◆ TASK DETAILS:
Every entry below must be repeated exactly; skip the pictures.

◆ EXTRACTED INFORMATION:
● ● ● ● ● ● ●

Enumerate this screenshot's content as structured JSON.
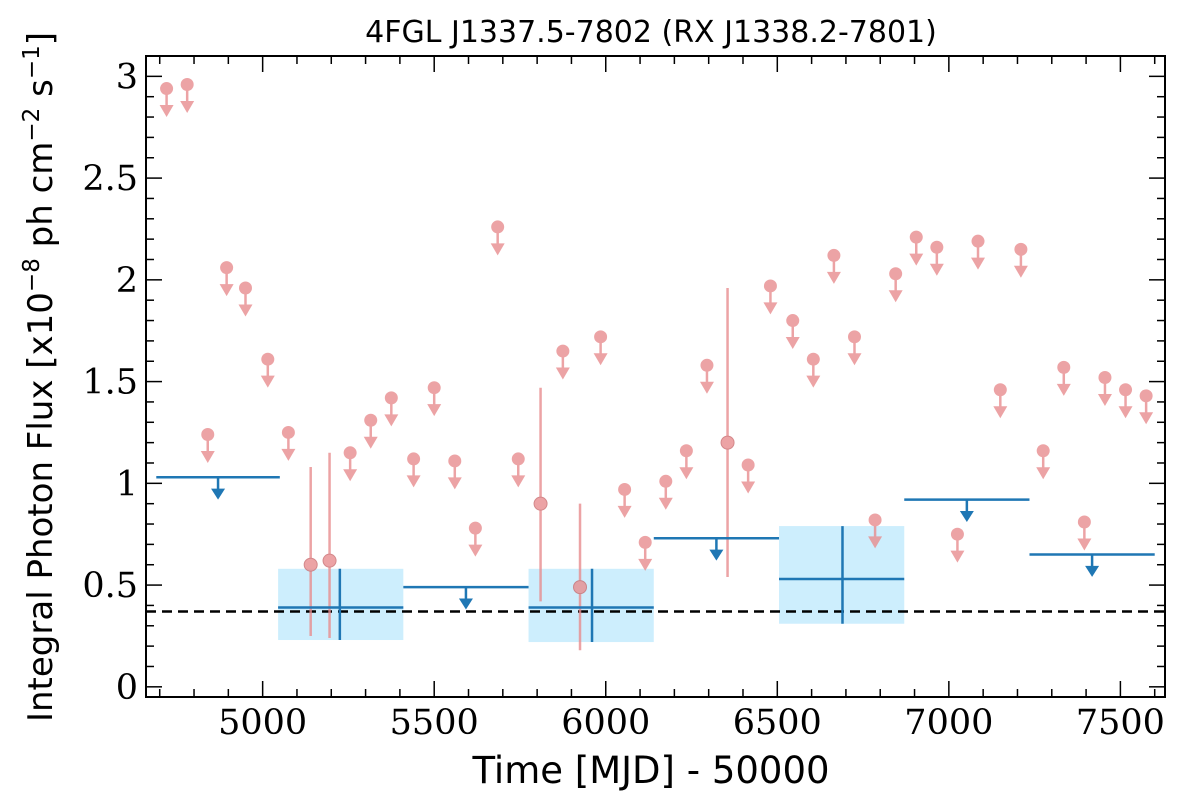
{
  "chart_data": {
    "type": "scatter",
    "title": "4FGL J1337.5-7802 (RX J1338.2-7801)",
    "xlabel": "Time [MJD] - 50000",
    "ylabel_text": "Integral Photon Flux [x10",
    "ylabel_exp1": "−8",
    "ylabel_mid": " ph cm",
    "ylabel_exp2": "−2",
    "ylabel_s": " s",
    "ylabel_exp3": "−1",
    "ylabel_end": "]",
    "xlim": [
      4660,
      7630
    ],
    "ylim": [
      -0.05,
      3.1
    ],
    "xticks": [
      5000,
      5500,
      6000,
      6500,
      7000,
      7500
    ],
    "yticks": [
      0,
      0.5,
      1,
      1.5,
      2,
      2.5,
      3
    ],
    "ytick_labels": [
      "0",
      "0.5",
      "1",
      "1.5",
      "2",
      "2.5",
      "3"
    ],
    "colors": {
      "short_bins": "#e88d8f",
      "long_bins": "#1f77b4",
      "error_box": "#cdeefd",
      "reference_line": "#000000"
    },
    "reference_line_y": 0.37,
    "short_bin_upper_limits": [
      {
        "x": 4720,
        "y": 2.94
      },
      {
        "x": 4780,
        "y": 2.96
      },
      {
        "x": 4840,
        "y": 1.24
      },
      {
        "x": 4895,
        "y": 2.06
      },
      {
        "x": 4950,
        "y": 1.96
      },
      {
        "x": 5015,
        "y": 1.61
      },
      {
        "x": 5075,
        "y": 1.25
      },
      {
        "x": 5255,
        "y": 1.15
      },
      {
        "x": 5315,
        "y": 1.31
      },
      {
        "x": 5375,
        "y": 1.42
      },
      {
        "x": 5440,
        "y": 1.12
      },
      {
        "x": 5500,
        "y": 1.47
      },
      {
        "x": 5560,
        "y": 1.11
      },
      {
        "x": 5620,
        "y": 0.78
      },
      {
        "x": 5685,
        "y": 2.26
      },
      {
        "x": 5745,
        "y": 1.12
      },
      {
        "x": 5875,
        "y": 1.65
      },
      {
        "x": 5985,
        "y": 1.72
      },
      {
        "x": 6055,
        "y": 0.97
      },
      {
        "x": 6115,
        "y": 0.71
      },
      {
        "x": 6175,
        "y": 1.01
      },
      {
        "x": 6235,
        "y": 1.16
      },
      {
        "x": 6295,
        "y": 1.58
      },
      {
        "x": 6415,
        "y": 1.09
      },
      {
        "x": 6480,
        "y": 1.97
      },
      {
        "x": 6545,
        "y": 1.8
      },
      {
        "x": 6605,
        "y": 1.61
      },
      {
        "x": 6665,
        "y": 2.12
      },
      {
        "x": 6725,
        "y": 1.72
      },
      {
        "x": 6785,
        "y": 0.82
      },
      {
        "x": 6845,
        "y": 2.03
      },
      {
        "x": 6905,
        "y": 2.21
      },
      {
        "x": 6965,
        "y": 2.16
      },
      {
        "x": 7025,
        "y": 0.75
      },
      {
        "x": 7085,
        "y": 2.19
      },
      {
        "x": 7150,
        "y": 1.46
      },
      {
        "x": 7210,
        "y": 2.15
      },
      {
        "x": 7275,
        "y": 1.16
      },
      {
        "x": 7335,
        "y": 1.57
      },
      {
        "x": 7395,
        "y": 0.81
      },
      {
        "x": 7455,
        "y": 1.52
      },
      {
        "x": 7515,
        "y": 1.46
      },
      {
        "x": 7575,
        "y": 1.43
      }
    ],
    "short_bin_detections": [
      {
        "x": 5140,
        "y": 0.6,
        "ylo": 0.25,
        "yhi": 1.08
      },
      {
        "x": 5195,
        "y": 0.62,
        "ylo": 0.24,
        "yhi": 1.15
      },
      {
        "x": 5810,
        "y": 0.9,
        "ylo": 0.42,
        "yhi": 1.47
      },
      {
        "x": 5925,
        "y": 0.49,
        "ylo": 0.18,
        "yhi": 0.9
      },
      {
        "x": 6355,
        "y": 1.2,
        "ylo": 0.54,
        "yhi": 1.96
      }
    ],
    "long_bin_upper_limits": [
      {
        "x0": 4690,
        "x1": 5050,
        "y": 1.03
      },
      {
        "x0": 5410,
        "x1": 5775,
        "y": 0.49
      },
      {
        "x0": 6140,
        "x1": 6505,
        "y": 0.73
      },
      {
        "x0": 6870,
        "x1": 7235,
        "y": 0.92
      },
      {
        "x0": 7235,
        "x1": 7600,
        "y": 0.65
      }
    ],
    "long_bin_detections": [
      {
        "x0": 5045,
        "x1": 5410,
        "xc": 5225,
        "y": 0.39,
        "ylo": 0.23,
        "yhi": 0.58
      },
      {
        "x0": 5775,
        "x1": 6140,
        "xc": 5960,
        "y": 0.39,
        "ylo": 0.22,
        "yhi": 0.58
      },
      {
        "x0": 6505,
        "x1": 6870,
        "xc": 6690,
        "y": 0.53,
        "ylo": 0.31,
        "yhi": 0.79
      }
    ]
  }
}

● ● ● ● ● ● ●

◆ ANSWER FOR THE TASK:
Enumerate this screenshot's content as structured JSON.
{
  "chart_data": {
    "type": "scatter",
    "title": "4FGL J1337.5-7802 (RX J1338.2-7801)",
    "xlabel": "Time [MJD] - 50000",
    "ylabel_text": "Integral Photon Flux [x10",
    "ylabel_exp1": "−8",
    "ylabel_mid": " ph cm",
    "ylabel_exp2": "−2",
    "ylabel_s": " s",
    "ylabel_exp3": "−1",
    "ylabel_end": "]",
    "xlim": [
      4660,
      7630
    ],
    "ylim": [
      -0.05,
      3.1
    ],
    "xticks": [
      5000,
      5500,
      6000,
      6500,
      7000,
      7500
    ],
    "yticks": [
      0,
      0.5,
      1,
      1.5,
      2,
      2.5,
      3
    ],
    "ytick_labels": [
      "0",
      "0.5",
      "1",
      "1.5",
      "2",
      "2.5",
      "3"
    ],
    "colors": {
      "short_bins": "#e88d8f",
      "long_bins": "#1f77b4",
      "error_box": "#cdeefd",
      "reference_line": "#000000"
    },
    "reference_line_y": 0.37,
    "short_bin_upper_limits": [
      {
        "x": 4720,
        "y": 2.94
      },
      {
        "x": 4780,
        "y": 2.96
      },
      {
        "x": 4840,
        "y": 1.24
      },
      {
        "x": 4895,
        "y": 2.06
      },
      {
        "x": 4950,
        "y": 1.96
      },
      {
        "x": 5015,
        "y": 1.61
      },
      {
        "x": 5075,
        "y": 1.25
      },
      {
        "x": 5255,
        "y": 1.15
      },
      {
        "x": 5315,
        "y": 1.31
      },
      {
        "x": 5375,
        "y": 1.42
      },
      {
        "x": 5440,
        "y": 1.12
      },
      {
        "x": 5500,
        "y": 1.47
      },
      {
        "x": 5560,
        "y": 1.11
      },
      {
        "x": 5620,
        "y": 0.78
      },
      {
        "x": 5685,
        "y": 2.26
      },
      {
        "x": 5745,
        "y": 1.12
      },
      {
        "x": 5875,
        "y": 1.65
      },
      {
        "x": 5985,
        "y": 1.72
      },
      {
        "x": 6055,
        "y": 0.97
      },
      {
        "x": 6115,
        "y": 0.71
      },
      {
        "x": 6175,
        "y": 1.01
      },
      {
        "x": 6235,
        "y": 1.16
      },
      {
        "x": 6295,
        "y": 1.58
      },
      {
        "x": 6415,
        "y": 1.09
      },
      {
        "x": 6480,
        "y": 1.97
      },
      {
        "x": 6545,
        "y": 1.8
      },
      {
        "x": 6605,
        "y": 1.61
      },
      {
        "x": 6665,
        "y": 2.12
      },
      {
        "x": 6725,
        "y": 1.72
      },
      {
        "x": 6785,
        "y": 0.82
      },
      {
        "x": 6845,
        "y": 2.03
      },
      {
        "x": 6905,
        "y": 2.21
      },
      {
        "x": 6965,
        "y": 2.16
      },
      {
        "x": 7025,
        "y": 0.75
      },
      {
        "x": 7085,
        "y": 2.19
      },
      {
        "x": 7150,
        "y": 1.46
      },
      {
        "x": 7210,
        "y": 2.15
      },
      {
        "x": 7275,
        "y": 1.16
      },
      {
        "x": 7335,
        "y": 1.57
      },
      {
        "x": 7395,
        "y": 0.81
      },
      {
        "x": 7455,
        "y": 1.52
      },
      {
        "x": 7515,
        "y": 1.46
      },
      {
        "x": 7575,
        "y": 1.43
      }
    ],
    "short_bin_detections": [
      {
        "x": 5140,
        "y": 0.6,
        "ylo": 0.25,
        "yhi": 1.08
      },
      {
        "x": 5195,
        "y": 0.62,
        "ylo": 0.24,
        "yhi": 1.15
      },
      {
        "x": 5810,
        "y": 0.9,
        "ylo": 0.42,
        "yhi": 1.47
      },
      {
        "x": 5925,
        "y": 0.49,
        "ylo": 0.18,
        "yhi": 0.9
      },
      {
        "x": 6355,
        "y": 1.2,
        "ylo": 0.54,
        "yhi": 1.96
      }
    ],
    "long_bin_upper_limits": [
      {
        "x0": 4690,
        "x1": 5050,
        "y": 1.03
      },
      {
        "x0": 5410,
        "x1": 5775,
        "y": 0.49
      },
      {
        "x0": 6140,
        "x1": 6505,
        "y": 0.73
      },
      {
        "x0": 6870,
        "x1": 7235,
        "y": 0.92
      },
      {
        "x0": 7235,
        "x1": 7600,
        "y": 0.65
      }
    ],
    "long_bin_detections": [
      {
        "x0": 5045,
        "x1": 5410,
        "xc": 5225,
        "y": 0.39,
        "ylo": 0.23,
        "yhi": 0.58
      },
      {
        "x0": 5775,
        "x1": 6140,
        "xc": 5960,
        "y": 0.39,
        "ylo": 0.22,
        "yhi": 0.58
      },
      {
        "x0": 6505,
        "x1": 6870,
        "xc": 6690,
        "y": 0.53,
        "ylo": 0.31,
        "yhi": 0.79
      }
    ]
  }
}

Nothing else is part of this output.